Work to complete –
Recast every line of the material below as a numbered list, leaving out any blank lines.

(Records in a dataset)
****************

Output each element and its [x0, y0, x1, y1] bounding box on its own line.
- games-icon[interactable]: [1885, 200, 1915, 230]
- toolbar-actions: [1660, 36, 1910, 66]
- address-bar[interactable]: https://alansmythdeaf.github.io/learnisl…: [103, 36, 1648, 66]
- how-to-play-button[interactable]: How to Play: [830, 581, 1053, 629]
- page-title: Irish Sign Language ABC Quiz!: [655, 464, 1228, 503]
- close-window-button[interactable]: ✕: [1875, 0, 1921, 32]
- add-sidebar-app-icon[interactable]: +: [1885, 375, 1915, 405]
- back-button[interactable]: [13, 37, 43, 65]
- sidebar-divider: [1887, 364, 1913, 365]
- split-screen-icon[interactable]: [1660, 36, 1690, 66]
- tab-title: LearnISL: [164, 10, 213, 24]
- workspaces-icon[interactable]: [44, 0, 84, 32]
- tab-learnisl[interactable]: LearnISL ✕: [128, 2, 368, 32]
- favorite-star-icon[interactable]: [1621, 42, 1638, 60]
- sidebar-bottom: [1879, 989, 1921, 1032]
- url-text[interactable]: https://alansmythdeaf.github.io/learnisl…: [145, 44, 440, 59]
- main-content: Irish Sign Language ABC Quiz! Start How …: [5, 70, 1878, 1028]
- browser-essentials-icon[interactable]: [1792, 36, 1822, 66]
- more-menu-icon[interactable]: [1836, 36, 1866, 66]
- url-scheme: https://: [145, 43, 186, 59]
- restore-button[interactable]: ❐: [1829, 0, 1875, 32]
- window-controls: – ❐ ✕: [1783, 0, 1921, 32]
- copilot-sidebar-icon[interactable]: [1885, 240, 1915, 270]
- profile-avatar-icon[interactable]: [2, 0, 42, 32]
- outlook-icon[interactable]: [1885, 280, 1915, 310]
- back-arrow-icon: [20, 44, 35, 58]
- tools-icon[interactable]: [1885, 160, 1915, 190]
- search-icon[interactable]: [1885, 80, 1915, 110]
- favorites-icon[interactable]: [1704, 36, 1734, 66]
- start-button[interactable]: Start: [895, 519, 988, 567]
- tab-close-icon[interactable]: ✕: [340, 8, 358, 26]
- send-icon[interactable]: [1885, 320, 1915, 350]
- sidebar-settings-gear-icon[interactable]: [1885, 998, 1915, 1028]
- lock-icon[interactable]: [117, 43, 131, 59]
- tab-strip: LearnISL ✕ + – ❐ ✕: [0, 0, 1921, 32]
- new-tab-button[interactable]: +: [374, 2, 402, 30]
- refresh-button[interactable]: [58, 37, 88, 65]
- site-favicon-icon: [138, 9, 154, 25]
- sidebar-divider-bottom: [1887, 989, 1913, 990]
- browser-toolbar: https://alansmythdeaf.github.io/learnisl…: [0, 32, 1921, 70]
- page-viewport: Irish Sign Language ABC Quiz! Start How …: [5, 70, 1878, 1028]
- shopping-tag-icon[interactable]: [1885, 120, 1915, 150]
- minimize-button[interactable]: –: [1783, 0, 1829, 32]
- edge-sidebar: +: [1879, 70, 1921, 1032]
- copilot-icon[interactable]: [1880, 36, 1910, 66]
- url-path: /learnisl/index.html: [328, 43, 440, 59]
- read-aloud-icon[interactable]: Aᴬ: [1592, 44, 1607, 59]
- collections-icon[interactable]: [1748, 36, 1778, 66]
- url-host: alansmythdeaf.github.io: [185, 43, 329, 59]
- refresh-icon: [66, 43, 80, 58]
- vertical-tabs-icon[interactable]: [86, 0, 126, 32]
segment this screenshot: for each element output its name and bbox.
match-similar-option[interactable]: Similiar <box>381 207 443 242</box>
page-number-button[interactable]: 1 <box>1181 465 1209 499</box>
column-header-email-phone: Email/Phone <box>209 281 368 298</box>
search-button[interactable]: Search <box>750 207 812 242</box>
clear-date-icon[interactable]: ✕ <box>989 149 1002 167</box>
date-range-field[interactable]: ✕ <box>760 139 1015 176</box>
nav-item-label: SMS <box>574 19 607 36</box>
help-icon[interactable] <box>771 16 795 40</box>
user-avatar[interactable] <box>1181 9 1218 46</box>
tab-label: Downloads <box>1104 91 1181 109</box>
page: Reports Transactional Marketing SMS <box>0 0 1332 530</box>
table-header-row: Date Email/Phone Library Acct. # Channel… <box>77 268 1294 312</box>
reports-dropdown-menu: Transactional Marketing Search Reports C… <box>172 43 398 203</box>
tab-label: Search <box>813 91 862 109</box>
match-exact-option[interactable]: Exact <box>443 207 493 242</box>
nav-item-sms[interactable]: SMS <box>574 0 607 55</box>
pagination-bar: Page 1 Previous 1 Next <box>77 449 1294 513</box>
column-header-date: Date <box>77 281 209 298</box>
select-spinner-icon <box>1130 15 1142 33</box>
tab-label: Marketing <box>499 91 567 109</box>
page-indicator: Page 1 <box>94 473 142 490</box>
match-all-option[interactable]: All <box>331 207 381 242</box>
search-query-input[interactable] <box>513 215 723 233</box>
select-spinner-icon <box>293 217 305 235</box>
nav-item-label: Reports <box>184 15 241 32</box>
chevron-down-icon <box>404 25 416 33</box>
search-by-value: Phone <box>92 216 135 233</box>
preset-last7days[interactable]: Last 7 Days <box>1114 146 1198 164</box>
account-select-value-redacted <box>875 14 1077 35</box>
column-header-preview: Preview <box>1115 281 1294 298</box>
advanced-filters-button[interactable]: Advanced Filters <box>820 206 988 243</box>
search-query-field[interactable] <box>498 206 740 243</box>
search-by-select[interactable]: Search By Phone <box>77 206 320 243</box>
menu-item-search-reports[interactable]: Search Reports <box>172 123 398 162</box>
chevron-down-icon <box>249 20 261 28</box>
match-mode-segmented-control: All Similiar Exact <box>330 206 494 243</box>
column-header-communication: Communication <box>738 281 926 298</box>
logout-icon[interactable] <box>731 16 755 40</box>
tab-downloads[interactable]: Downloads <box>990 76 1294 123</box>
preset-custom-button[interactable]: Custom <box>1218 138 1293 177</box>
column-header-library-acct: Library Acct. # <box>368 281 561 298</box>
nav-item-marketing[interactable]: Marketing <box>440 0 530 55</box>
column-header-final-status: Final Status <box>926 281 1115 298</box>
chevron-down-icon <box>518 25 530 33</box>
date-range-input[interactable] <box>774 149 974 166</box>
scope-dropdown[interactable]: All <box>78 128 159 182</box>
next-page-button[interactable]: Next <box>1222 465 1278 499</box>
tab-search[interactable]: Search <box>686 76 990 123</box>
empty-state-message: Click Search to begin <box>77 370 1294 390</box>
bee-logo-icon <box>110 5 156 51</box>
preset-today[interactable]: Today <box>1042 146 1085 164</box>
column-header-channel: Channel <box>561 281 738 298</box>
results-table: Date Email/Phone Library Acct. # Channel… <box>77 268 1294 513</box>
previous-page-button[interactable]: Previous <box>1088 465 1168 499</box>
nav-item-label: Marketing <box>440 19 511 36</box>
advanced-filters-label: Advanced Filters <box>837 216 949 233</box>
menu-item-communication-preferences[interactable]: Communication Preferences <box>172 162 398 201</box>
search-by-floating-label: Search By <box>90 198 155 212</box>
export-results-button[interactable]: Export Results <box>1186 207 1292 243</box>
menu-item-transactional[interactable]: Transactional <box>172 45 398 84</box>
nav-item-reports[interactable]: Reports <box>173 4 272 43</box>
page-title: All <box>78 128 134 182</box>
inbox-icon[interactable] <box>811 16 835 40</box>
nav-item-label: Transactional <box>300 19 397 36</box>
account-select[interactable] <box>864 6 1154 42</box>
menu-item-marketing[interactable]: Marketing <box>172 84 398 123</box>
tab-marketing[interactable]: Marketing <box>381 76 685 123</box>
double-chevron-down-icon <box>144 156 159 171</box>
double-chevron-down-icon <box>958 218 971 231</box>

****************

Response –
1. Output each element and its [x0, y0, x1, y1] bounding box on its own line.
2. - games-icon[interactable]: [1885, 200, 1915, 230]
3. - toolbar-actions: [1660, 36, 1910, 66]
4. - address-bar[interactable]: https://alansmythdeaf.github.io/learnisl…: [103, 36, 1648, 66]
5. - how-to-play-button[interactable]: How to Play: [830, 581, 1053, 629]
6. - page-title: Irish Sign Language ABC Quiz!: [655, 464, 1228, 503]
7. - close-window-button[interactable]: ✕: [1875, 0, 1921, 32]
8. - add-sidebar-app-icon[interactable]: +: [1885, 375, 1915, 405]
9. - back-button[interactable]: [13, 37, 43, 65]
10. - sidebar-divider: [1887, 364, 1913, 365]
11. - split-screen-icon[interactable]: [1660, 36, 1690, 66]
12. - tab-title: LearnISL: [164, 10, 213, 24]
13. - workspaces-icon[interactable]: [44, 0, 84, 32]
14. - tab-learnisl[interactable]: LearnISL ✕: [128, 2, 368, 32]
15. - favorite-star-icon[interactable]: [1621, 42, 1638, 60]
16. - sidebar-bottom: [1879, 989, 1921, 1032]
17. - url-text[interactable]: https://alansmythdeaf.github.io/learnisl…: [145, 44, 440, 59]
18. - main-content: Irish Sign Language ABC Quiz! Start How …: [5, 70, 1878, 1028]
19. - browser-essentials-icon[interactable]: [1792, 36, 1822, 66]
20. - more-menu-icon[interactable]: [1836, 36, 1866, 66]
21. - url-scheme: https://: [145, 43, 186, 59]
22. - restore-button[interactable]: ❐: [1829, 0, 1875, 32]
23. - window-controls: – ❐ ✕: [1783, 0, 1921, 32]
24. - copilot-sidebar-icon[interactable]: [1885, 240, 1915, 270]
25. - profile-avatar-icon[interactable]: [2, 0, 42, 32]
26. - outlook-icon[interactable]: [1885, 280, 1915, 310]
27. - back-arrow-icon: [20, 44, 35, 58]
28. - tools-icon[interactable]: [1885, 160, 1915, 190]
29. - search-icon[interactable]: [1885, 80, 1915, 110]
30. - favorites-icon[interactable]: [1704, 36, 1734, 66]
31. - start-button[interactable]: Start: [895, 519, 988, 567]
32. - tab-close-icon[interactable]: ✕: [340, 8, 358, 26]
33. - send-icon[interactable]: [1885, 320, 1915, 350]
34. - sidebar-settings-gear-icon[interactable]: [1885, 998, 1915, 1028]
35. - lock-icon[interactable]: [117, 43, 131, 59]
36. - tab-strip: LearnISL ✕ + – ❐ ✕: [0, 0, 1921, 32]
37. - new-tab-button[interactable]: +: [374, 2, 402, 30]
38. - refresh-button[interactable]: [58, 37, 88, 65]
39. - site-favicon-icon: [138, 9, 154, 25]
40. - sidebar-divider-bottom: [1887, 989, 1913, 990]
41. - browser-toolbar: https://alansmythdeaf.github.io/learnisl…: [0, 32, 1921, 70]
42. - page-viewport: Irish Sign Language ABC Quiz! Start How …: [5, 70, 1878, 1028]
43. - shopping-tag-icon[interactable]: [1885, 120, 1915, 150]
44. - minimize-button[interactable]: –: [1783, 0, 1829, 32]
45. - edge-sidebar: +: [1879, 70, 1921, 1032]
46. - copilot-icon[interactable]: [1880, 36, 1910, 66]
47. - url-path: /learnisl/index.html: [328, 43, 440, 59]
48. - read-aloud-icon[interactable]: Aᴬ: [1592, 44, 1607, 59]
49. - collections-icon[interactable]: [1748, 36, 1778, 66]
50. - url-host: alansmythdeaf.github.io: [185, 43, 329, 59]
51. - refresh-icon: [66, 43, 80, 58]
52. - vertical-tabs-icon[interactable]: [86, 0, 126, 32]
53. segment this screenshot: for each element output its name and bbox.
54. match-similar-option[interactable]: Similiar <box>381 207 443 242</box>
55. page-number-button[interactable]: 1 <box>1181 465 1209 499</box>
56. column-header-email-phone: Email/Phone <box>209 281 368 298</box>
57. search-button[interactable]: Search <box>750 207 812 242</box>
58. clear-date-icon[interactable]: ✕ <box>989 149 1002 167</box>
59. date-range-field[interactable]: ✕ <box>760 139 1015 176</box>
60. nav-item-label: SMS <box>574 19 607 36</box>
61. help-icon[interactable] <box>771 16 795 40</box>
62. user-avatar[interactable] <box>1181 9 1218 46</box>
63. tab-label: Downloads <box>1104 91 1181 109</box>
64. page: Reports Transactional Marketing SMS <box>0 0 1332 530</box>
65. table-header-row: Date Email/Phone Library Acct. # Channel… <box>77 268 1294 312</box>
66. reports-dropdown-menu: Transactional Marketing Search Reports C… <box>172 43 398 203</box>
67. tab-label: Search <box>813 91 862 109</box>
68. match-exact-option[interactable]: Exact <box>443 207 493 242</box>
69. nav-item-sms[interactable]: SMS <box>574 0 607 55</box>
70. pagination-bar: Page 1 Previous 1 Next <box>77 449 1294 513</box>
71. column-header-date: Date <box>77 281 209 298</box>
72. select-spinner-icon <box>1130 15 1142 33</box>
73. tab-label: Marketing <box>499 91 567 109</box>
74. page-indicator: Page 1 <box>94 473 142 490</box>
75. match-all-option[interactable]: All <box>331 207 381 242</box>
76. search-query-input[interactable] <box>513 215 723 233</box>
77. select-spinner-icon <box>293 217 305 235</box>
78. nav-item-label: Reports <box>184 15 241 32</box>
79. chevron-down-icon <box>404 25 416 33</box>
80. search-by-value: Phone <box>92 216 135 233</box>
81. preset-last7days[interactable]: Last 7 Days <box>1114 146 1198 164</box>
82. account-select-value-redacted <box>875 14 1077 35</box>
83. column-header-preview: Preview <box>1115 281 1294 298</box>
84. advanced-filters-button[interactable]: Advanced Filters <box>820 206 988 243</box>
85. search-query-field[interactable] <box>498 206 740 243</box>
86. search-by-select[interactable]: Search By Phone <box>77 206 320 243</box>
87. menu-item-search-reports[interactable]: Search Reports <box>172 123 398 162</box>
88. chevron-down-icon <box>249 20 261 28</box>
89. match-mode-segmented-control: All Similiar Exact <box>330 206 494 243</box>
90. column-header-communication: Communication <box>738 281 926 298</box>
91. logout-icon[interactable] <box>731 16 755 40</box>
92. tab-downloads[interactable]: Downloads <box>990 76 1294 123</box>
93. preset-custom-button[interactable]: Custom <box>1218 138 1293 177</box>
94. column-header-library-acct: Library Acct. # <box>368 281 561 298</box>
95. nav-item-marketing[interactable]: Marketing <box>440 0 530 55</box>
96. column-header-final-status: Final Status <box>926 281 1115 298</box>
97. chevron-down-icon <box>518 25 530 33</box>
98. date-range-input[interactable] <box>774 149 974 166</box>
99. scope-dropdown[interactable]: All <box>78 128 159 182</box>
100. next-page-button[interactable]: Next <box>1222 465 1278 499</box>
101. tab-search[interactable]: Search <box>686 76 990 123</box>
102. empty-state-message: Click Search to begin <box>77 370 1294 390</box>
103. bee-logo-icon <box>110 5 156 51</box>
104. preset-today[interactable]: Today <box>1042 146 1085 164</box>
105. column-header-channel: Channel <box>561 281 738 298</box>
106. results-table: Date Email/Phone Library Acct. # Channel… <box>77 268 1294 513</box>
107. previous-page-button[interactable]: Previous <box>1088 465 1168 499</box>
108. nav-item-label: Marketing <box>440 19 511 36</box>
109. advanced-filters-label: Advanced Filters <box>837 216 949 233</box>
110. menu-item-communication-preferences[interactable]: Communication Preferences <box>172 162 398 201</box>
111. search-by-floating-label: Search By <box>90 198 155 212</box>
112. export-results-button[interactable]: Export Results <box>1186 207 1292 243</box>
113. menu-item-transactional[interactable]: Transactional <box>172 45 398 84</box>
114. nav-item-reports[interactable]: Reports <box>173 4 272 43</box>
115. page-title: All <box>78 128 134 182</box>
116. inbox-icon[interactable] <box>811 16 835 40</box>
117. nav-item-label: Transactional <box>300 19 397 36</box>
118. account-select[interactable] <box>864 6 1154 42</box>
119. menu-item-marketing[interactable]: Marketing <box>172 84 398 123</box>
120. tab-marketing[interactable]: Marketing <box>381 76 685 123</box>
121. double-chevron-down-icon <box>144 156 159 171</box>
122. double-chevron-down-icon <box>958 218 971 231</box>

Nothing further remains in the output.